* [Text]
⁂

Polytechnic School Kept Medical Records in a Paper Log Book, Putting Vital Information at Risk
Marcy Kwitny, Director of Health Services at Polytechnic School, used a log book in the health office for ten years, noting every student visit. She would write down a student’s name, the reason for their visit to the nurse, what treatment was provided, and whether the student’s parent/guardian was contacted. This is a common practice, and many school health offices likely use the same process today. The problem is that a log book can easily put a student’s privacy at risk.
Ms. Kwitny also faced challenges when parents contacted her about their child’s health office visits. It took time to gather specific student health information because she had to do a manual search through her handwritten notes. The same process was required if she needed to produce reports regarding the total number of student visits to her office, or the number of children with sore throats over the course of a week. In all, it became very labor intensive and time-consuming.
This manual process also led to notable issues with ensuring documentation consistency in her log book notes. The level of detail in her notes could vary depending on time of day or how busy she was tending to multiple students at one time. “I was looking for ways to standardize my language and terminology because notes can be open to interpretation, especially when a sub nurse is in,” Kwitny said.
“Getting Magnus Health wasn’t an overnight decision. It was something that I thought about for years and I had looked at a lot of other programs. I realized that I had to be forward thinking and consider what was already being used at the school.”— Marcy Kwitny, Director of Health Services
“Getting Magnus Health wasn’t an overnight decision. It was something that I thought about for years and I had looked at a lot of other programs. I realized that I had to be forward thinking and consider what was already being used at the school,” Kwitny said. Being proactive allowed her to recognize the connection between what happens in the health office and the rest of the school. That understanding allowed her to look for a solution that would be beneficial to the school, the health office, and the students.
Part of this was noting what student information was already being provided to other parts of the school. For example, if parents were submitting contact information that is stored in a school database, Nurse Kwitny wanted to be able to use that same information in the health center. When the time came to move forward with Magnus, she wanted to discuss the decision with an important stakeholder, the IT Director, John Yen. Yen’s perspective was essential in choosing Magnus Health because of his insight about the WhippleHill (now Blackbaud) + Magnus Health integration. At the time, WhippleHill (now Blackbaud) was the software behind Polytechnic’s website and their Student Information System (SIS). The streamlined integration between the two platforms aided in the information exchange and simplified the user experience.
Nurse Kwitny also knew Yen could provide advice around one of her biggest requirements for the new solution. “I knew I wanted it to be web-based so that it would be accessible to myself and parents. Accessibility is so important these days,” Kwitny said. Because the Magnus Health Student Health Record (SHR) solution is entirely web-based and has a sophisticated integration with WhippleHill (now Blackbaud), it was the clear choice for Polytechnic.

⁂

* [Provided records]
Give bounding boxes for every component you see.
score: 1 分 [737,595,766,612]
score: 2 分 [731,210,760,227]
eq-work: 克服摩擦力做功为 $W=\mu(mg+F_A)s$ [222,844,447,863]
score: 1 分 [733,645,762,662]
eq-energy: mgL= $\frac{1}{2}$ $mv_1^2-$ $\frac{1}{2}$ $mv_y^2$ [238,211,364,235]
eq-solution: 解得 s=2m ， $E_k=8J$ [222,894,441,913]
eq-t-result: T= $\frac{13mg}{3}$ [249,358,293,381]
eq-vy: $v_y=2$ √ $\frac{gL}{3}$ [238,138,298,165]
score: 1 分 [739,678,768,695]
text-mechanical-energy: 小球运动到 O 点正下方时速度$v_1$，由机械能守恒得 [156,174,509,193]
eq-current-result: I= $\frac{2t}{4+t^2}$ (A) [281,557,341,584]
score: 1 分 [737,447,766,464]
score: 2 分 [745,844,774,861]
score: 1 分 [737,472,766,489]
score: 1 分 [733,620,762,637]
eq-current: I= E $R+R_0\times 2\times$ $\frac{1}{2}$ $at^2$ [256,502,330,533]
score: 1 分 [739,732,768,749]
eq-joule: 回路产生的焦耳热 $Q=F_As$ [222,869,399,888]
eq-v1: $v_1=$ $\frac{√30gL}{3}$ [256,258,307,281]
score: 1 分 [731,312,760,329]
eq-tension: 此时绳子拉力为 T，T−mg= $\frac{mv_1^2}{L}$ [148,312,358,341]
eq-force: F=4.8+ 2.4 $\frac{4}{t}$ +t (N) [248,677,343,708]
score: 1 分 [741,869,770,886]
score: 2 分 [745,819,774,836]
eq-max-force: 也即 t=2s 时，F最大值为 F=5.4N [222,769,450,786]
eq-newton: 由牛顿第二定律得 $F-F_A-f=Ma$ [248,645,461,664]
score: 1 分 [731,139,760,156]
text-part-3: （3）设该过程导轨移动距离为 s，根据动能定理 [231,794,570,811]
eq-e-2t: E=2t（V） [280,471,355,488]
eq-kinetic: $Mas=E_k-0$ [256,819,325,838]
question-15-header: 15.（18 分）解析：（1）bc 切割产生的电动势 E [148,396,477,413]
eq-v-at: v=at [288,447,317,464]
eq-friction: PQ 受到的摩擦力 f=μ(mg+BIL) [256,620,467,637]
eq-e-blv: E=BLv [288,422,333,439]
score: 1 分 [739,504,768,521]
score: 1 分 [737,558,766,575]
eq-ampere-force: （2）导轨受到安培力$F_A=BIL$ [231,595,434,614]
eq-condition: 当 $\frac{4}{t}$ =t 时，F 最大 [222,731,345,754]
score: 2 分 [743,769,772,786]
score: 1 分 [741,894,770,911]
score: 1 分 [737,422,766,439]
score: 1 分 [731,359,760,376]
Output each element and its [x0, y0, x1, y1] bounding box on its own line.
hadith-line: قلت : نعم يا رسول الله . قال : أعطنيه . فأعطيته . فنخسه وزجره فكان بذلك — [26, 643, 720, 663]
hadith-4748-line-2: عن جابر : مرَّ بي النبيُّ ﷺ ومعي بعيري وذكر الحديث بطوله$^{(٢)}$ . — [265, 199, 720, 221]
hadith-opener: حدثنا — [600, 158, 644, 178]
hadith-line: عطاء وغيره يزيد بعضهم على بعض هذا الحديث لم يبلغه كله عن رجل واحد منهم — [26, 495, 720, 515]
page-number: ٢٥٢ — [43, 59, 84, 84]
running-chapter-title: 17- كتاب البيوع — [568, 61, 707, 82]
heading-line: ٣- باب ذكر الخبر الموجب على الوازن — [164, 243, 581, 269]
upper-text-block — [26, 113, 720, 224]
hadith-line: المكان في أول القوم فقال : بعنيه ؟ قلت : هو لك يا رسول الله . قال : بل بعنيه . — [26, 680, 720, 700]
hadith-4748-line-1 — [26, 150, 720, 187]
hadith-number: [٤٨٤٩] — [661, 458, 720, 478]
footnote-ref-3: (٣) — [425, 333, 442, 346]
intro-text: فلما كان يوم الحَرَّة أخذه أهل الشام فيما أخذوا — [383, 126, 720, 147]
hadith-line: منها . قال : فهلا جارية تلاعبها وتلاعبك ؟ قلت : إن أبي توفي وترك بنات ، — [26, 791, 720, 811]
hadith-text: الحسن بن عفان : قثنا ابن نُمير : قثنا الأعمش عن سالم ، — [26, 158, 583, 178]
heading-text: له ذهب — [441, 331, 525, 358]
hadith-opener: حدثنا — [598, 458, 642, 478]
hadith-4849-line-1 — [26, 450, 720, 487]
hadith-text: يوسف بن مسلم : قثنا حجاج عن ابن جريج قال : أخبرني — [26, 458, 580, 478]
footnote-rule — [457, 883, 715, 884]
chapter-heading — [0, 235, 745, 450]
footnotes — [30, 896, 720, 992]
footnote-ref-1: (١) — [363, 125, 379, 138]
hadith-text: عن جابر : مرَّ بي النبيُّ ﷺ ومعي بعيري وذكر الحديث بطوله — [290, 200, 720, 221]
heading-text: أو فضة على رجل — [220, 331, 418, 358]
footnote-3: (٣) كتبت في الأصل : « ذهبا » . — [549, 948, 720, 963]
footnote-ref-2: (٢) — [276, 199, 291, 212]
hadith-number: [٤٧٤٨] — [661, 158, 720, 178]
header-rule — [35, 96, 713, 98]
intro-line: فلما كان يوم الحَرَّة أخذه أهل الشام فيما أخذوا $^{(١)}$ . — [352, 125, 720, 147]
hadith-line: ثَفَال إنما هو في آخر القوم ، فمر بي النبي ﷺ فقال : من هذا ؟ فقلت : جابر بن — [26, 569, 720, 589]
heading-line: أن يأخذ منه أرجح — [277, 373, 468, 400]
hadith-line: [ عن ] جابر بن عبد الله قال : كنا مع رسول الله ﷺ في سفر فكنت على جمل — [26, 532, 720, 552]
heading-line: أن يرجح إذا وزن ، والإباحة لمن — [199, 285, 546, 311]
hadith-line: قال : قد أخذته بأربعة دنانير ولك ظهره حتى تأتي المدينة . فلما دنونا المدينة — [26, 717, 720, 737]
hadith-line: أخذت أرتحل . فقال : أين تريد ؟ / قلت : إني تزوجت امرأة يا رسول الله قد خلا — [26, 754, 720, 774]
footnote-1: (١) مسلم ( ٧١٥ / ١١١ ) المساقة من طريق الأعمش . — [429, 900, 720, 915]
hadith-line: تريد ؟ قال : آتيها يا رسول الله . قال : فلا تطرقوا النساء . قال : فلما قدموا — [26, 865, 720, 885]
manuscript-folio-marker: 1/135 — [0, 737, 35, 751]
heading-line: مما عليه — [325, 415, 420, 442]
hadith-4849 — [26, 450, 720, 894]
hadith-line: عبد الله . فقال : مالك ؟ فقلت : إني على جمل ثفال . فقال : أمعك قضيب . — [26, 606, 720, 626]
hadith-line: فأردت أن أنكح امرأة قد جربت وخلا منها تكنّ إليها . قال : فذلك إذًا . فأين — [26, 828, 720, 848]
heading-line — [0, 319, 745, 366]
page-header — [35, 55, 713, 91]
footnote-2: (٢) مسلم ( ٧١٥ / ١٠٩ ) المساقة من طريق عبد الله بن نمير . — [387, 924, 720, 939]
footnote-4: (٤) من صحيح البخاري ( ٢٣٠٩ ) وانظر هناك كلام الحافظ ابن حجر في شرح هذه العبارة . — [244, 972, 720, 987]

⁂

* [Work to complete]
[1] Based on the article about Polytechnic School's health records, do these statements agree with it? Answer yes or no for each and quote the deciding words.
(a) Marcy Kwitny kept the paper log book for five years.
(b) Kwitny wanted the new solution to be web-based.
(c) John Yen was the school's Director of Health Services.
[2] In the Polytechnic School health records article, which software ran the school's website and Student Information System at that time?
[3] Resume the Polytechnic School health records article after its final sentence.

* [Responses for each task]
[1]
(a) No: "used a log book in the health office for ten years"
(b) Yes: "I knew I wanted it to be web-based so that it would be accessible to myself and parents."
(c) No: "the IT Director, John Yen"

[2] WhippleHill (now Blackbaud).

[3]
Ms. Kwitny jumped right into using the Magnus Health software following the implementation process. Her first step in getting comfortable with the online solution was to use the Treatment Notes module instead of her logbook to chart student visits. That change was just one way Magnus Health has helped to improve the level of care that she has been able to provide to students. Safety and portability of information are two of the main benefits, and having information right at her fingertips has been key to Polytechnic’s success. Having student data in one online account encourages parents to be more responsive as they can easily update information simply by logging into their Magnus Health account while using their computer or any mobile device.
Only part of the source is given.